** What the task asks **
Print every line of the listing below again, character for character.

** Data records **
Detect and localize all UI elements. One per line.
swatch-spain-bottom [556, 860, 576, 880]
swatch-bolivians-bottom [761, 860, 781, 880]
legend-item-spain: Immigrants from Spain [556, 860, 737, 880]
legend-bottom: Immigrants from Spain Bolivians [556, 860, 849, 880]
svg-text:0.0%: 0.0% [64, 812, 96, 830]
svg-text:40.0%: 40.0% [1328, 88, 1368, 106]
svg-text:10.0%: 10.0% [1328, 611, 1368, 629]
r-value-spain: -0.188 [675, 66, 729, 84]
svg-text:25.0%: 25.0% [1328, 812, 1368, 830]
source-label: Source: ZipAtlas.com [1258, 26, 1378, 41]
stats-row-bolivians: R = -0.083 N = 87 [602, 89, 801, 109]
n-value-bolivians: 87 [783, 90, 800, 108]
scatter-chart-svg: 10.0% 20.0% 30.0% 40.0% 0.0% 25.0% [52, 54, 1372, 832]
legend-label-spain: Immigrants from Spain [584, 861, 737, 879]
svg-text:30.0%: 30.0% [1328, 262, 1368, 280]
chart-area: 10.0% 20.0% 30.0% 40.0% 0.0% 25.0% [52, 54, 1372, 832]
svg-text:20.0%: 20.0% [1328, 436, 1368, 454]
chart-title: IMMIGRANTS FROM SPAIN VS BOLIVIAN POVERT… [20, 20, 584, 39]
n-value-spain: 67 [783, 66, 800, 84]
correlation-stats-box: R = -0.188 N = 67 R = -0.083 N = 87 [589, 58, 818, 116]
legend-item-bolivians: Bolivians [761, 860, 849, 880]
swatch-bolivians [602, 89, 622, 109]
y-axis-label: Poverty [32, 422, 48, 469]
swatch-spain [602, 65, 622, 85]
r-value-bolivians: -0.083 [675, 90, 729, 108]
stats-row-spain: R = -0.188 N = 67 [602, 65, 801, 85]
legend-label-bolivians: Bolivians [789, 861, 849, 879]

** The response **
Detect and localize all UI elements. One per line.
swatch-spain-bottom [556, 860, 576, 880]
swatch-bolivians-bottom [761, 860, 781, 880]
legend-item-spain: Immigrants from Spain [556, 860, 737, 880]
legend-bottom: Immigrants from Spain Bolivians [556, 860, 849, 880]
svg-text:0.0%: 0.0% [64, 812, 96, 830]
svg-text:40.0%: 40.0% [1328, 88, 1368, 106]
svg-text:10.0%: 10.0% [1328, 611, 1368, 629]
r-value-spain: -0.188 [675, 66, 729, 84]
svg-text:25.0%: 25.0% [1328, 812, 1368, 830]
source-label: Source: ZipAtlas.com [1258, 26, 1378, 41]
stats-row-bolivians: R = -0.083 N = 87 [602, 89, 801, 109]
n-value-bolivians: 87 [783, 90, 800, 108]
scatter-chart-svg: 10.0% 20.0% 30.0% 40.0% 0.0% 25.0% [52, 54, 1372, 832]
legend-label-spain: Immigrants from Spain [584, 861, 737, 879]
svg-text:30.0%: 30.0% [1328, 262, 1368, 280]
chart-area: 10.0% 20.0% 30.0% 40.0% 0.0% 25.0% [52, 54, 1372, 832]
svg-text:20.0%: 20.0% [1328, 436, 1368, 454]
chart-title: IMMIGRANTS FROM SPAIN VS BOLIVIAN POVERT… [20, 20, 584, 39]
n-value-spain: 67 [783, 66, 800, 84]
correlation-stats-box: R = -0.188 N = 67 R = -0.083 N = 87 [589, 58, 818, 116]
legend-item-bolivians: Bolivians [761, 860, 849, 880]
swatch-bolivians [602, 89, 622, 109]
y-axis-label: Poverty [32, 422, 48, 469]
swatch-spain [602, 65, 622, 85]
r-value-bolivians: -0.083 [675, 90, 729, 108]
stats-row-spain: R = -0.188 N = 67 [602, 65, 801, 85]
legend-label-bolivians: Bolivians [789, 861, 849, 879]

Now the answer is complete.